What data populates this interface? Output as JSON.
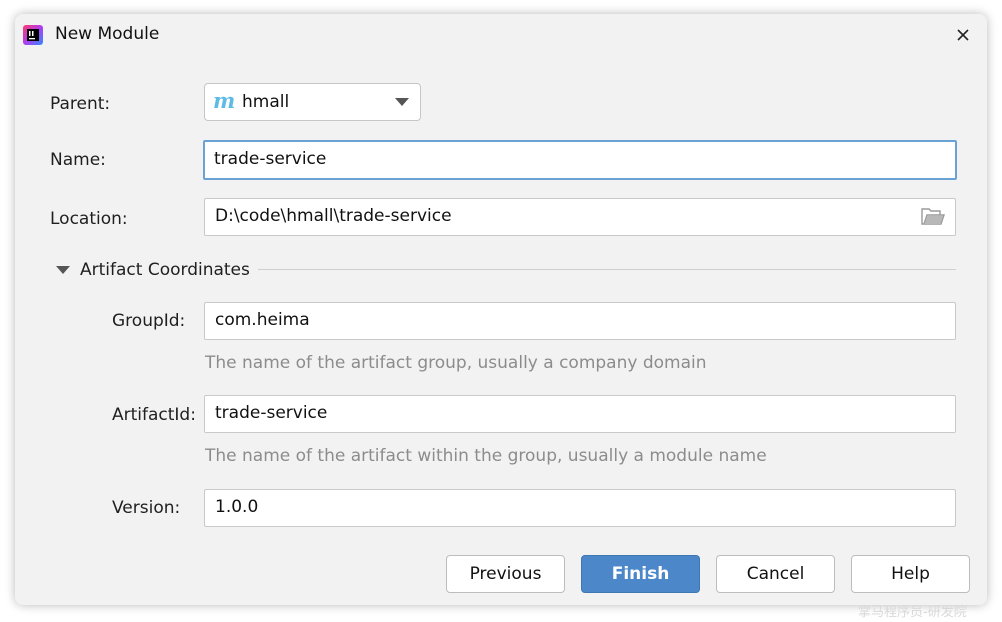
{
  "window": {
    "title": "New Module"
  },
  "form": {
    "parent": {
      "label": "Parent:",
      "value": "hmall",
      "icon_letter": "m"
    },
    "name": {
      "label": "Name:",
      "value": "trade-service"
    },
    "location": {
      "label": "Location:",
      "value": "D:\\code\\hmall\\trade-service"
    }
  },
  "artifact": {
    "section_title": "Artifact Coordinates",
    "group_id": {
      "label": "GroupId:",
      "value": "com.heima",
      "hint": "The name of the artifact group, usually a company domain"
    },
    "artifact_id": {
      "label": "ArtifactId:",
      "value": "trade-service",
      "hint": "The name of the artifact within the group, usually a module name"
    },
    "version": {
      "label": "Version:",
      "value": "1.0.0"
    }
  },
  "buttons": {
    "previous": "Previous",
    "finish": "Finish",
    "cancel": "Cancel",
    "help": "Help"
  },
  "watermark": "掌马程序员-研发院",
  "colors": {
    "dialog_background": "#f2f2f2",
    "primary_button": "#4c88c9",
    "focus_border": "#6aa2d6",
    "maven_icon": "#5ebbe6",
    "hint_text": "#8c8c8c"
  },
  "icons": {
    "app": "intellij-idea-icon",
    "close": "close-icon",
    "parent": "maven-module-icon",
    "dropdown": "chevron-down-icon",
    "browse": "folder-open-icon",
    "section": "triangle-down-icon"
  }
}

━━━━━━━━━━━━━━━━

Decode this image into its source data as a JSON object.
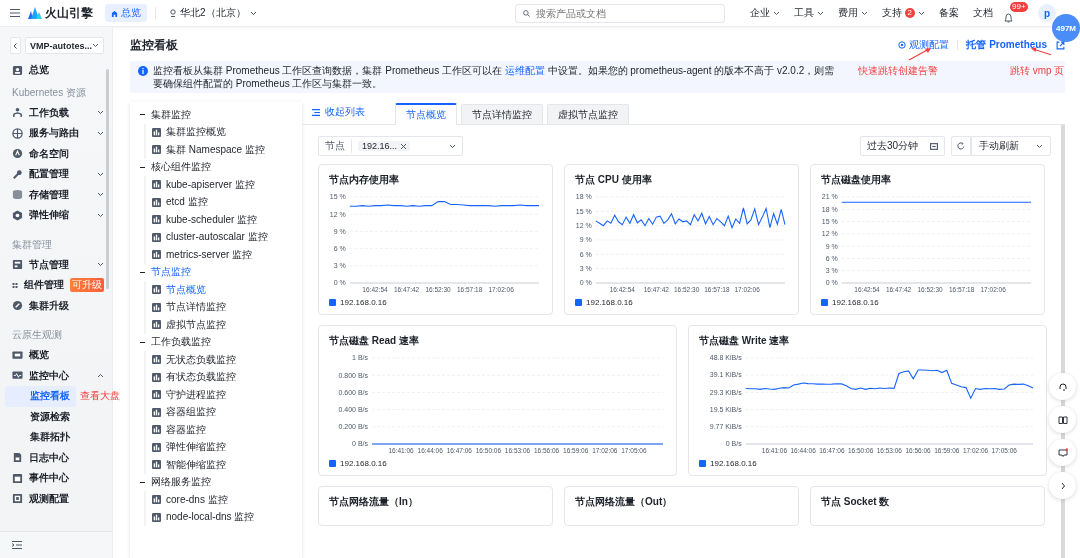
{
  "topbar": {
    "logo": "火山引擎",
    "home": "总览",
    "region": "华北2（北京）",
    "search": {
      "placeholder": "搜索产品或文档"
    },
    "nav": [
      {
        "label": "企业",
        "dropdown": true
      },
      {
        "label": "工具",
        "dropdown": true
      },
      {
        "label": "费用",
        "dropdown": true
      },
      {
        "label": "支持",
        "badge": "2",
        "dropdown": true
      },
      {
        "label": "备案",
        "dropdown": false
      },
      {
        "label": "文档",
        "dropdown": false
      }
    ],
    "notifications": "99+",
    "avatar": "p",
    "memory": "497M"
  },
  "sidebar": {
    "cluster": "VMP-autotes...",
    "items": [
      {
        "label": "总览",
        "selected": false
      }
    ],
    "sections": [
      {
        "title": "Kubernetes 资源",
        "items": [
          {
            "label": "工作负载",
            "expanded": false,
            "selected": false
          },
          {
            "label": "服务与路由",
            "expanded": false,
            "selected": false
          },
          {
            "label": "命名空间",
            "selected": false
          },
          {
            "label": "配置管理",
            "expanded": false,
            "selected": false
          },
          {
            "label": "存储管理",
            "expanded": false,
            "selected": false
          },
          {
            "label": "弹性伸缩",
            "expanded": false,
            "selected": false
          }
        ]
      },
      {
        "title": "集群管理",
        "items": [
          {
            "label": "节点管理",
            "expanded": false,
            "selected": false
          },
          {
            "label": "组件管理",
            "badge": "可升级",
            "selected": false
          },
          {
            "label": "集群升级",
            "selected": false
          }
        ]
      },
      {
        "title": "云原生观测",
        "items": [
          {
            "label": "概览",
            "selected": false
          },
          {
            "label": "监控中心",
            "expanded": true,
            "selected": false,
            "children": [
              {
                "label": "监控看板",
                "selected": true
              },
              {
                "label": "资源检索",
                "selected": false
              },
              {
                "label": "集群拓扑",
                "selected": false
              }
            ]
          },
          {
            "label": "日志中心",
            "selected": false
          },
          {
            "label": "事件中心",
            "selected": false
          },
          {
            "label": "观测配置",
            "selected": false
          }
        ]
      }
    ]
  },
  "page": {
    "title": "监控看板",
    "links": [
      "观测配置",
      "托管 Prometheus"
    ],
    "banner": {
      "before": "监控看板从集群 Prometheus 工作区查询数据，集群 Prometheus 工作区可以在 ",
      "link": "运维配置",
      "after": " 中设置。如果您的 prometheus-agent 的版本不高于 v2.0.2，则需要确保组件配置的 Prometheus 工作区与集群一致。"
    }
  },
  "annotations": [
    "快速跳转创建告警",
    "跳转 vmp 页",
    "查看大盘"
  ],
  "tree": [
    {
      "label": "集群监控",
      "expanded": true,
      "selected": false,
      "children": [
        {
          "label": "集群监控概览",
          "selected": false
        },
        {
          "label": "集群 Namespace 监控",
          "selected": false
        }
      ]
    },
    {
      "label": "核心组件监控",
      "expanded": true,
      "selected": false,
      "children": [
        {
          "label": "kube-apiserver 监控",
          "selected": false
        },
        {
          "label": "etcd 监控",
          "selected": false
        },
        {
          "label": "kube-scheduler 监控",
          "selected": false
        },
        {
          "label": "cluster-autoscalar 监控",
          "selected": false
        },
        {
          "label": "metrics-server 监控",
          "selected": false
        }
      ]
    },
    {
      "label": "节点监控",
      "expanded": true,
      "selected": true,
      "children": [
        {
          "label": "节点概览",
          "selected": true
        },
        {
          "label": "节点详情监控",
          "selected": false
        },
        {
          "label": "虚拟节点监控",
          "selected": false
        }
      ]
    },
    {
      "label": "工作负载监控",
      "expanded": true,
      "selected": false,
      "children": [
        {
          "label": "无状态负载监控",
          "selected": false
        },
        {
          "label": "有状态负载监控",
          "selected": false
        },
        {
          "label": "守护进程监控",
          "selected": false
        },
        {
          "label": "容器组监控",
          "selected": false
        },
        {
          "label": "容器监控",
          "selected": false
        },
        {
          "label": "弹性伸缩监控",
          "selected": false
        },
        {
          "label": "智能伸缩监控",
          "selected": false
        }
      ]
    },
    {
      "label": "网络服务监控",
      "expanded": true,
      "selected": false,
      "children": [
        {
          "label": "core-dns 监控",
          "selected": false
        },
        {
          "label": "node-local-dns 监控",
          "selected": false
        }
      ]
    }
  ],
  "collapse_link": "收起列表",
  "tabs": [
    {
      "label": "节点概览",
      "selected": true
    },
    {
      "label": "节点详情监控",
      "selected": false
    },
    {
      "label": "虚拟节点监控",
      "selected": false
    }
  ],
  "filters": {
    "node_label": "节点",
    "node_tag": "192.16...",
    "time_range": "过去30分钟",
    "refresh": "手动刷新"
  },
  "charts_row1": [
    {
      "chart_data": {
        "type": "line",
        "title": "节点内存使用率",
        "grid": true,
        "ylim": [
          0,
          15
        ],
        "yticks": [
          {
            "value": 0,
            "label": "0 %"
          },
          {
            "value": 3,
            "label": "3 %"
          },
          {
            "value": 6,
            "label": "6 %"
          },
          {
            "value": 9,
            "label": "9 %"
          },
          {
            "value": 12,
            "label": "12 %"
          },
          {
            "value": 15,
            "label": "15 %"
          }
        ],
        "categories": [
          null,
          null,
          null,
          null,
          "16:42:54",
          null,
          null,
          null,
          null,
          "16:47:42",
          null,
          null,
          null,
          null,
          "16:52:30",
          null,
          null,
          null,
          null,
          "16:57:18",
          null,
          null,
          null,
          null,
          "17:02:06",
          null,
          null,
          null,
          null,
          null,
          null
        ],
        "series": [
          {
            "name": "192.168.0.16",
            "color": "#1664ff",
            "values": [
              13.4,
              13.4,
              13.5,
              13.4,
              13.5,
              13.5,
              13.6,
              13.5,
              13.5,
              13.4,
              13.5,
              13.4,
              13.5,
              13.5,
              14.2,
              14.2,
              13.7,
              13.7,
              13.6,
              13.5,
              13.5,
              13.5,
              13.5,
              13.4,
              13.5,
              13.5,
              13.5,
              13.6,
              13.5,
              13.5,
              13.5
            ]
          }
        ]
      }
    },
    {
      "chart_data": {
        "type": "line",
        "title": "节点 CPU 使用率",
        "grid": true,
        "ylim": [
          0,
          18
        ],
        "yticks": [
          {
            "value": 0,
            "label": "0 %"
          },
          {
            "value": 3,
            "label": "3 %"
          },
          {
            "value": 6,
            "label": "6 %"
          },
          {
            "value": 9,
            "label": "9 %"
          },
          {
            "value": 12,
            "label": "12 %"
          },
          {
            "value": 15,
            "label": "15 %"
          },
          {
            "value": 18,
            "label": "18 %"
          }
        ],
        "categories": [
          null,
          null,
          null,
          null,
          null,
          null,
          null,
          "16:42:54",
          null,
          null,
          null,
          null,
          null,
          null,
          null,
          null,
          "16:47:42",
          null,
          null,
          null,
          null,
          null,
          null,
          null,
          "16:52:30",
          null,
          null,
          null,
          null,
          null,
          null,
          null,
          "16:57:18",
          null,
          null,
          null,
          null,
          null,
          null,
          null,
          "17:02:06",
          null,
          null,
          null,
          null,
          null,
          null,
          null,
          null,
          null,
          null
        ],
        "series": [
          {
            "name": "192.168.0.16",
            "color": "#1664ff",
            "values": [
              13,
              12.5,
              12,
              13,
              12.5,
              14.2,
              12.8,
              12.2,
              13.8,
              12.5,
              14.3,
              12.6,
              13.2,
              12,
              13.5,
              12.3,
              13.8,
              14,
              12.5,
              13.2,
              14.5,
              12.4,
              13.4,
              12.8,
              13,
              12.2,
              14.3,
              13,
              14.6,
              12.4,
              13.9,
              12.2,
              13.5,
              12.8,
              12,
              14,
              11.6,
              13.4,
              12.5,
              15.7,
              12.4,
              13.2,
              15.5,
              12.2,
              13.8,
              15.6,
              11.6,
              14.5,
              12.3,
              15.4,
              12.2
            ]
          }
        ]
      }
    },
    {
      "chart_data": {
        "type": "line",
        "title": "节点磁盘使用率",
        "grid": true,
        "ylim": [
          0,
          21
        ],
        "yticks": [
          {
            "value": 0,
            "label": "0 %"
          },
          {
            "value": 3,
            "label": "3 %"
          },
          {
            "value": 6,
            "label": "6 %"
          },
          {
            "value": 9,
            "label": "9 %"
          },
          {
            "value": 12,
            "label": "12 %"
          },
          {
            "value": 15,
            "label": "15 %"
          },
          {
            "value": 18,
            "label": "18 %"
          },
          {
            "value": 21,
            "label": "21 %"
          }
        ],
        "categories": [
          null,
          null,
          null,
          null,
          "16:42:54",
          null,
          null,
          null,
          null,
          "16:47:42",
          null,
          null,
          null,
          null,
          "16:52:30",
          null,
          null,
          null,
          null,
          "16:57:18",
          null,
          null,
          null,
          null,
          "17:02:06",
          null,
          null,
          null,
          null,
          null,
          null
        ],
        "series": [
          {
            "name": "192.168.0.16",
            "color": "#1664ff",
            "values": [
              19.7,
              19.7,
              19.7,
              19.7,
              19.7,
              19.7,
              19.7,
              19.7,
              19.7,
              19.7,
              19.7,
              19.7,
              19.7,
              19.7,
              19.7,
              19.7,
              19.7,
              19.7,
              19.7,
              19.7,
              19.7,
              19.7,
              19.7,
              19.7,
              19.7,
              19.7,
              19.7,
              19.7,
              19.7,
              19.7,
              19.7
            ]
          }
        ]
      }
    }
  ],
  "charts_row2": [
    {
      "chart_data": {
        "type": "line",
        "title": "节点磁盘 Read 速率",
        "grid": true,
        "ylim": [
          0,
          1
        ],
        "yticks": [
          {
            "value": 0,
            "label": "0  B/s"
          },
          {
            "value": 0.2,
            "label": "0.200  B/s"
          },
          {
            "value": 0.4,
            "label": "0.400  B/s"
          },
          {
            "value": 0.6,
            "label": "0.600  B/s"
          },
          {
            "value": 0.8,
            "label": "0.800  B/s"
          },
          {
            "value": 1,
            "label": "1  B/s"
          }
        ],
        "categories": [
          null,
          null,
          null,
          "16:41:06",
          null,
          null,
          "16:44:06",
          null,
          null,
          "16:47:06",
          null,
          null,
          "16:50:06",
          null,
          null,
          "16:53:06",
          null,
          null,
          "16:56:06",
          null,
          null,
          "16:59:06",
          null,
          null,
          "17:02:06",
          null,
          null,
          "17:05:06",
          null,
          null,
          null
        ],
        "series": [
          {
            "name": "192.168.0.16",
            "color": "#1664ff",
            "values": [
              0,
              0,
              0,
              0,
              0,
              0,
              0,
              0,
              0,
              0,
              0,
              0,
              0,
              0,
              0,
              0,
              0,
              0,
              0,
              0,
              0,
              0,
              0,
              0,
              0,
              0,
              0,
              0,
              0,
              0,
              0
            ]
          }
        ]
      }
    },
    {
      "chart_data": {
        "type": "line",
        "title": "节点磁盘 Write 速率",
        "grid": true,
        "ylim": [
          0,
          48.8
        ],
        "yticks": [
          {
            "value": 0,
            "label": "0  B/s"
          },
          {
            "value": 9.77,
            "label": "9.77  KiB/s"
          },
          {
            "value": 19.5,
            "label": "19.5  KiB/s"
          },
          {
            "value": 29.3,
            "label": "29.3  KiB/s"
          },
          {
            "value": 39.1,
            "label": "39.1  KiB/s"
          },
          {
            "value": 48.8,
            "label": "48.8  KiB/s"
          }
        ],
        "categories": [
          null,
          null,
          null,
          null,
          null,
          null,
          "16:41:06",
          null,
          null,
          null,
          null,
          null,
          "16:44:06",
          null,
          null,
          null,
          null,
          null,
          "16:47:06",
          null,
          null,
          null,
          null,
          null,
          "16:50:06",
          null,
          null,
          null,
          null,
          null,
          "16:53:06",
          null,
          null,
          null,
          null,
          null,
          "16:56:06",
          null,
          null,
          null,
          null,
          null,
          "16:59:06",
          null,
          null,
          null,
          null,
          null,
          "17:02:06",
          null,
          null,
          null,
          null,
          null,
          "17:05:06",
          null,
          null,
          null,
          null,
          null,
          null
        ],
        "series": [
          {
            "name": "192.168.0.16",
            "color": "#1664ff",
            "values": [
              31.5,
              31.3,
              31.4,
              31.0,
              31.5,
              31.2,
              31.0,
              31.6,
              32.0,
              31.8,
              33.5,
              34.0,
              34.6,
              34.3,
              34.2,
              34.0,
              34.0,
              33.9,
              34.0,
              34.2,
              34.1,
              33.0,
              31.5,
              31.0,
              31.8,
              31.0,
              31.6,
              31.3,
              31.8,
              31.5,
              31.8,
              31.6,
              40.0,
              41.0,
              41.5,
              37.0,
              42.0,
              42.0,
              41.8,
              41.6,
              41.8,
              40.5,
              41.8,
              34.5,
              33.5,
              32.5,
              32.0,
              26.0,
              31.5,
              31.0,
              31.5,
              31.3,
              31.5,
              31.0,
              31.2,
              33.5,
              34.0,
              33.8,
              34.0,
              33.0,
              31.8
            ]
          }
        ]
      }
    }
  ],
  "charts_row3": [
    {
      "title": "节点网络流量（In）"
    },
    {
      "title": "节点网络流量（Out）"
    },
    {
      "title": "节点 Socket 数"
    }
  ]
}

━━━━━━━━━━━━━━━━

» What to do
Which lines contain the word "Prometheus"? Copy each one.

» Reply
      "托管 Prometheus"
      "before": "监控看板从集群 Prometheus 工作区查询数据，集群 Prometheus 工作区可以在 ",
      "after": " 中设置。如果您的 prometheus-agent 的版本不高于 v2.0.2，则需要确保组件配置的 Prometheus 工作区与集群一致。"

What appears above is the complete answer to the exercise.